= EXERCISE INPUT =
(begin)
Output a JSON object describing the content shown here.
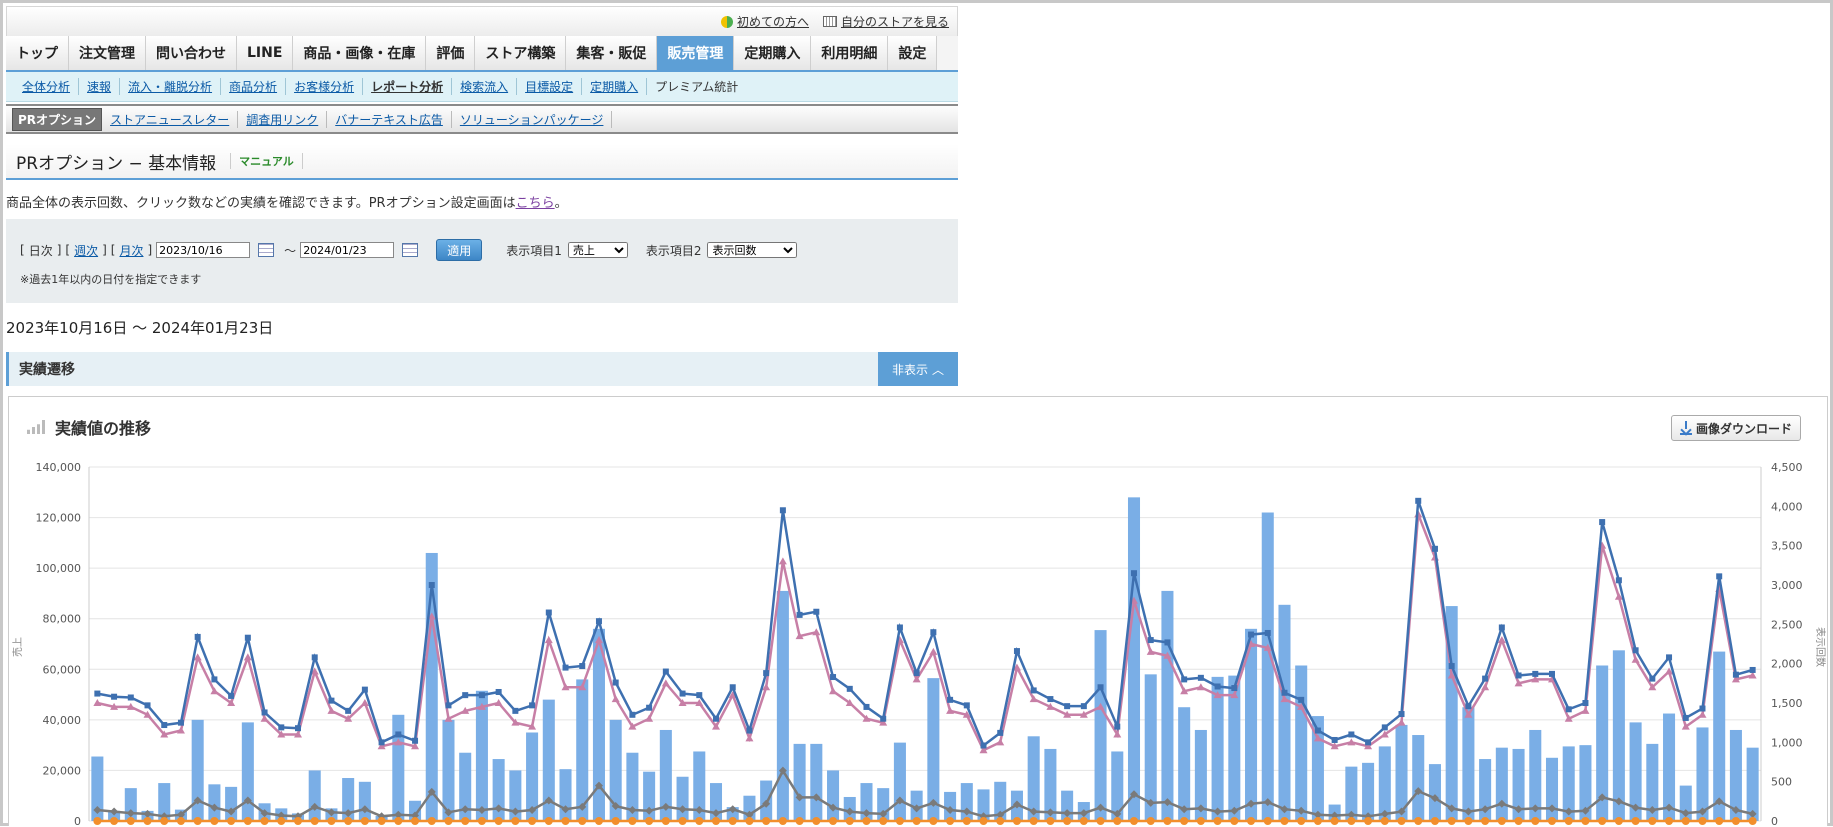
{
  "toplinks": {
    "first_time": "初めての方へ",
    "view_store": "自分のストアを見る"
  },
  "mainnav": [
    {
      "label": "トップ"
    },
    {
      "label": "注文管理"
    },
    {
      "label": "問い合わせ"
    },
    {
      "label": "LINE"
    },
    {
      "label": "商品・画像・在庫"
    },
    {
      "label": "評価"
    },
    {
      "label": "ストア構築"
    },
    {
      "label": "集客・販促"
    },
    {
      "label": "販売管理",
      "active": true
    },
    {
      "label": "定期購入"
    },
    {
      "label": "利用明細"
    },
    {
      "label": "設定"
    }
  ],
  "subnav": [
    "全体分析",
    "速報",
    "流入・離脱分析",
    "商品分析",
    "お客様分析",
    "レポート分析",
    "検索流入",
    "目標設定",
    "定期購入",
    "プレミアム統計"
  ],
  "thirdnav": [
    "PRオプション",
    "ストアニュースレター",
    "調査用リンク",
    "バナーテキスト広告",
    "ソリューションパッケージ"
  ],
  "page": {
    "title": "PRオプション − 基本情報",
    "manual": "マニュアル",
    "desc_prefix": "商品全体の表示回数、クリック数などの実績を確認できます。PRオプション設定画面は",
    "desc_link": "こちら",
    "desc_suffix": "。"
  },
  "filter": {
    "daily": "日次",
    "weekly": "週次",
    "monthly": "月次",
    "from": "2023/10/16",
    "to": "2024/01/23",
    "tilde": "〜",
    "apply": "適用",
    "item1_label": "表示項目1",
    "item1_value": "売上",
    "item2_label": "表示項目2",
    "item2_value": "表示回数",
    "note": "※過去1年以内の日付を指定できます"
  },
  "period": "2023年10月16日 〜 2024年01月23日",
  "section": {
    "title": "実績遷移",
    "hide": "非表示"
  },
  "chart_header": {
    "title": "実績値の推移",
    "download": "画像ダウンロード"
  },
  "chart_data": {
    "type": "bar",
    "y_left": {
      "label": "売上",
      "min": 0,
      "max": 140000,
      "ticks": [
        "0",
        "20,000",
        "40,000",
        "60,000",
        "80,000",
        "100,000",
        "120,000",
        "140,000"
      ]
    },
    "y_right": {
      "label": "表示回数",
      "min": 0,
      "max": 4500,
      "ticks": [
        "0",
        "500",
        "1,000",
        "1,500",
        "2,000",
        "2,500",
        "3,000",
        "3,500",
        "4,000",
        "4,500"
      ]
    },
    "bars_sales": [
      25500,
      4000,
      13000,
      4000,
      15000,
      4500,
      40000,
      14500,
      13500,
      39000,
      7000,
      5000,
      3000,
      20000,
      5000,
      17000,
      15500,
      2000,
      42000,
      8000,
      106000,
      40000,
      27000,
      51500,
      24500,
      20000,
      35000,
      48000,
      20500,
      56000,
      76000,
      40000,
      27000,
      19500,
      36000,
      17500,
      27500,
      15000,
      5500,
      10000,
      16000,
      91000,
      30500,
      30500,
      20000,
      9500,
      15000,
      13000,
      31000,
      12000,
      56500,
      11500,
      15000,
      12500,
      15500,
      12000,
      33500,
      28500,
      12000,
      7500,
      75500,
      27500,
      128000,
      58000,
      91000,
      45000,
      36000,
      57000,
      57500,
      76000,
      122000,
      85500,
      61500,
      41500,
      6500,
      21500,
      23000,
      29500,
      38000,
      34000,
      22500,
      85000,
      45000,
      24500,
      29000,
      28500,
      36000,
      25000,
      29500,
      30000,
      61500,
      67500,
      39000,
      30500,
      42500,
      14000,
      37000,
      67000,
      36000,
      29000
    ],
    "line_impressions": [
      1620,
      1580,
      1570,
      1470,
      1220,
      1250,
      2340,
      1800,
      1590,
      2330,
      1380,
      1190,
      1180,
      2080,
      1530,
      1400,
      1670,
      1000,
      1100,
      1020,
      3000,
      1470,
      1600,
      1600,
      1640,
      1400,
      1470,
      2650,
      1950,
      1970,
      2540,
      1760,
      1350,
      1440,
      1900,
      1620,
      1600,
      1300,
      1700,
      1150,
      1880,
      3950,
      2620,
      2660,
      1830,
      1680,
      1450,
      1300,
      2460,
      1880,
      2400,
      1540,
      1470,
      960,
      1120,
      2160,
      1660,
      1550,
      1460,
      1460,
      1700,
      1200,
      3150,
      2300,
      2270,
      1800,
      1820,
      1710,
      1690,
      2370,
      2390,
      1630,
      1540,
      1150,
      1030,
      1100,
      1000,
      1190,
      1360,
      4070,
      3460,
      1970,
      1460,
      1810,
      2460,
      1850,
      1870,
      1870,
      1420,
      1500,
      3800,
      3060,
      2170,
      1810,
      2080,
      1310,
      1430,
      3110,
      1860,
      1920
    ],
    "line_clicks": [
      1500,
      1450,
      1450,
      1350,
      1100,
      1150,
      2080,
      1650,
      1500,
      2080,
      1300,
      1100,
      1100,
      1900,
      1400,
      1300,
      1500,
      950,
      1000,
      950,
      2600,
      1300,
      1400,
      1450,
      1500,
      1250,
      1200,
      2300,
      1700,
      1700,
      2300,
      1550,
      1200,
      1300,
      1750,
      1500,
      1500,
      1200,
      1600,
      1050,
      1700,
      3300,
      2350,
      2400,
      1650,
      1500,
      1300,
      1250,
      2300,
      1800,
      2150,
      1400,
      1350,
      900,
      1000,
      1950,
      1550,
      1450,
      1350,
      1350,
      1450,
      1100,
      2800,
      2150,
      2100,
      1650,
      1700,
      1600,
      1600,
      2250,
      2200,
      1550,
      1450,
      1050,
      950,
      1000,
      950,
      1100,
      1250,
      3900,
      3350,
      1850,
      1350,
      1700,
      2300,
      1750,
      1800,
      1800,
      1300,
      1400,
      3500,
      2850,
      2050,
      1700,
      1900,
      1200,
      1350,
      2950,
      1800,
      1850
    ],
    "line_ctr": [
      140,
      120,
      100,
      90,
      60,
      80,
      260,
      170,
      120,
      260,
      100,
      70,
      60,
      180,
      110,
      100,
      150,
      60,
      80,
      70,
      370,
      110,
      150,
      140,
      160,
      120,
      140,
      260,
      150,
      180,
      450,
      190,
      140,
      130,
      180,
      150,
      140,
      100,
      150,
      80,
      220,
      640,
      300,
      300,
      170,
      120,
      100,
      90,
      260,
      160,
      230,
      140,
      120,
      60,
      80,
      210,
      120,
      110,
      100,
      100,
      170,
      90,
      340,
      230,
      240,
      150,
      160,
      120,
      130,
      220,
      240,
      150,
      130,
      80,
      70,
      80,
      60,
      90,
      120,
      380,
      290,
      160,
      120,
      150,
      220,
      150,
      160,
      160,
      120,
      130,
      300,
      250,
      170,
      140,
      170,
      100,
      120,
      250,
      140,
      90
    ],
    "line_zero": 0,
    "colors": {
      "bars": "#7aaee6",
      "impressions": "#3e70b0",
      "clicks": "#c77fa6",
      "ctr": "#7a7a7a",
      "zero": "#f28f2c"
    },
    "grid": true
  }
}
(end)
= WHAT YOU ARE ASKED TO DO =
Drop the pictures and reproduce the rest of the entries above exactly.

= WRITTEN SOLUTION =
Output a JSON object describing the content shown here.
{
  "toplinks": {
    "first_time": "初めての方へ",
    "view_store": "自分のストアを見る"
  },
  "mainnav": [
    {
      "label": "トップ"
    },
    {
      "label": "注文管理"
    },
    {
      "label": "問い合わせ"
    },
    {
      "label": "LINE"
    },
    {
      "label": "商品・画像・在庫"
    },
    {
      "label": "評価"
    },
    {
      "label": "ストア構築"
    },
    {
      "label": "集客・販促"
    },
    {
      "label": "販売管理",
      "active": true
    },
    {
      "label": "定期購入"
    },
    {
      "label": "利用明細"
    },
    {
      "label": "設定"
    }
  ],
  "subnav": [
    "全体分析",
    "速報",
    "流入・離脱分析",
    "商品分析",
    "お客様分析",
    "レポート分析",
    "検索流入",
    "目標設定",
    "定期購入",
    "プレミアム統計"
  ],
  "thirdnav": [
    "PRオプション",
    "ストアニュースレター",
    "調査用リンク",
    "バナーテキスト広告",
    "ソリューションパッケージ"
  ],
  "page": {
    "title": "PRオプション − 基本情報",
    "manual": "マニュアル",
    "desc_prefix": "商品全体の表示回数、クリック数などの実績を確認できます。PRオプション設定画面は",
    "desc_link": "こちら",
    "desc_suffix": "。"
  },
  "filter": {
    "daily": "日次",
    "weekly": "週次",
    "monthly": "月次",
    "from": "2023/10/16",
    "to": "2024/01/23",
    "tilde": "〜",
    "apply": "適用",
    "item1_label": "表示項目1",
    "item1_value": "売上",
    "item2_label": "表示項目2",
    "item2_value": "表示回数",
    "note": "※過去1年以内の日付を指定できます"
  },
  "period": "2023年10月16日 〜 2024年01月23日",
  "section": {
    "title": "実績遷移",
    "hide": "非表示"
  },
  "chart_header": {
    "title": "実績値の推移",
    "download": "画像ダウンロード"
  },
  "chart_data": {
    "type": "bar",
    "y_left": {
      "label": "売上",
      "min": 0,
      "max": 140000,
      "ticks": [
        "0",
        "20,000",
        "40,000",
        "60,000",
        "80,000",
        "100,000",
        "120,000",
        "140,000"
      ]
    },
    "y_right": {
      "label": "表示回数",
      "min": 0,
      "max": 4500,
      "ticks": [
        "0",
        "500",
        "1,000",
        "1,500",
        "2,000",
        "2,500",
        "3,000",
        "3,500",
        "4,000",
        "4,500"
      ]
    },
    "bars_sales": [
      25500,
      4000,
      13000,
      4000,
      15000,
      4500,
      40000,
      14500,
      13500,
      39000,
      7000,
      5000,
      3000,
      20000,
      5000,
      17000,
      15500,
      2000,
      42000,
      8000,
      106000,
      40000,
      27000,
      51500,
      24500,
      20000,
      35000,
      48000,
      20500,
      56000,
      76000,
      40000,
      27000,
      19500,
      36000,
      17500,
      27500,
      15000,
      5500,
      10000,
      16000,
      91000,
      30500,
      30500,
      20000,
      9500,
      15000,
      13000,
      31000,
      12000,
      56500,
      11500,
      15000,
      12500,
      15500,
      12000,
      33500,
      28500,
      12000,
      7500,
      75500,
      27500,
      128000,
      58000,
      91000,
      45000,
      36000,
      57000,
      57500,
      76000,
      122000,
      85500,
      61500,
      41500,
      6500,
      21500,
      23000,
      29500,
      38000,
      34000,
      22500,
      85000,
      45000,
      24500,
      29000,
      28500,
      36000,
      25000,
      29500,
      30000,
      61500,
      67500,
      39000,
      30500,
      42500,
      14000,
      37000,
      67000,
      36000,
      29000
    ],
    "line_impressions": [
      1620,
      1580,
      1570,
      1470,
      1220,
      1250,
      2340,
      1800,
      1590,
      2330,
      1380,
      1190,
      1180,
      2080,
      1530,
      1400,
      1670,
      1000,
      1100,
      1020,
      3000,
      1470,
      1600,
      1600,
      1640,
      1400,
      1470,
      2650,
      1950,
      1970,
      2540,
      1760,
      1350,
      1440,
      1900,
      1620,
      1600,
      1300,
      1700,
      1150,
      1880,
      3950,
      2620,
      2660,
      1830,
      1680,
      1450,
      1300,
      2460,
      1880,
      2400,
      1540,
      1470,
      960,
      1120,
      2160,
      1660,
      1550,
      1460,
      1460,
      1700,
      1200,
      3150,
      2300,
      2270,
      1800,
      1820,
      1710,
      1690,
      2370,
      2390,
      1630,
      1540,
      1150,
      1030,
      1100,
      1000,
      1190,
      1360,
      4070,
      3460,
      1970,
      1460,
      1810,
      2460,
      1850,
      1870,
      1870,
      1420,
      1500,
      3800,
      3060,
      2170,
      1810,
      2080,
      1310,
      1430,
      3110,
      1860,
      1920
    ],
    "line_clicks": [
      1500,
      1450,
      1450,
      1350,
      1100,
      1150,
      2080,
      1650,
      1500,
      2080,
      1300,
      1100,
      1100,
      1900,
      1400,
      1300,
      1500,
      950,
      1000,
      950,
      2600,
      1300,
      1400,
      1450,
      1500,
      1250,
      1200,
      2300,
      1700,
      1700,
      2300,
      1550,
      1200,
      1300,
      1750,
      1500,
      1500,
      1200,
      1600,
      1050,
      1700,
      3300,
      2350,
      2400,
      1650,
      1500,
      1300,
      1250,
      2300,
      1800,
      2150,
      1400,
      1350,
      900,
      1000,
      1950,
      1550,
      1450,
      1350,
      1350,
      1450,
      1100,
      2800,
      2150,
      2100,
      1650,
      1700,
      1600,
      1600,
      2250,
      2200,
      1550,
      1450,
      1050,
      950,
      1000,
      950,
      1100,
      1250,
      3900,
      3350,
      1850,
      1350,
      1700,
      2300,
      1750,
      1800,
      1800,
      1300,
      1400,
      3500,
      2850,
      2050,
      1700,
      1900,
      1200,
      1350,
      2950,
      1800,
      1850
    ],
    "line_ctr": [
      140,
      120,
      100,
      90,
      60,
      80,
      260,
      170,
      120,
      260,
      100,
      70,
      60,
      180,
      110,
      100,
      150,
      60,
      80,
      70,
      370,
      110,
      150,
      140,
      160,
      120,
      140,
      260,
      150,
      180,
      450,
      190,
      140,
      130,
      180,
      150,
      140,
      100,
      150,
      80,
      220,
      640,
      300,
      300,
      170,
      120,
      100,
      90,
      260,
      160,
      230,
      140,
      120,
      60,
      80,
      210,
      120,
      110,
      100,
      100,
      170,
      90,
      340,
      230,
      240,
      150,
      160,
      120,
      130,
      220,
      240,
      150,
      130,
      80,
      70,
      80,
      60,
      90,
      120,
      380,
      290,
      160,
      120,
      150,
      220,
      150,
      160,
      160,
      120,
      130,
      300,
      250,
      170,
      140,
      170,
      100,
      120,
      250,
      140,
      90
    ],
    "line_zero": 0,
    "colors": {
      "bars": "#7aaee6",
      "impressions": "#3e70b0",
      "clicks": "#c77fa6",
      "ctr": "#7a7a7a",
      "zero": "#f28f2c"
    },
    "grid": true
  }
}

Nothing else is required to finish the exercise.